[WHAT IS EXPECTED]
Return each line of the listing that contains the string "спортивных".

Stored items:
========

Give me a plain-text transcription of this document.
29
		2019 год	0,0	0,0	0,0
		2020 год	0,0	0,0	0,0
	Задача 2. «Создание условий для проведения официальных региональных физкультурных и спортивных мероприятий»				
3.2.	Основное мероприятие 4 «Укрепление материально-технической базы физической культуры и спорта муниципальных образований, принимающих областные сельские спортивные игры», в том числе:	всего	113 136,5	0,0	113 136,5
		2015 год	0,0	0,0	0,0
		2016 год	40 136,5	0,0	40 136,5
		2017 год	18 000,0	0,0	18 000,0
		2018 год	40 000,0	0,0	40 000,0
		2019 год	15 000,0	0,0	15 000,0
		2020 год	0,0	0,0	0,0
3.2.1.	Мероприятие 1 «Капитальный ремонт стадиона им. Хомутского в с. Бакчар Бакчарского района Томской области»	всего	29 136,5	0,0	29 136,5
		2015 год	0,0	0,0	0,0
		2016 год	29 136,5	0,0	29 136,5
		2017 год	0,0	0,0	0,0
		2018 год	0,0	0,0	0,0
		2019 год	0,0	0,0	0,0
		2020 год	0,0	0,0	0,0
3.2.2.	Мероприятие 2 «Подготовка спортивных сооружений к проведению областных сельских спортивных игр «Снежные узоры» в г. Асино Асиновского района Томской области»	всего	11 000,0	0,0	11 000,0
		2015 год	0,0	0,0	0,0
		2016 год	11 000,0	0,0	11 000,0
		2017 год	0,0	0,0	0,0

========

[EXERCISE OUTPUT]
	Задача 2. «Создание условий для проведения официальных региональных физкультурных и спортивных мероприятий»				
3.2.2.	Мероприятие 2 «Подготовка спортивных сооружений к проведению областных сельских спортивных игр «Снежные узоры» в г. Асино Асиновского района Томской области»	всего	11 000,0	0,0	11 000,0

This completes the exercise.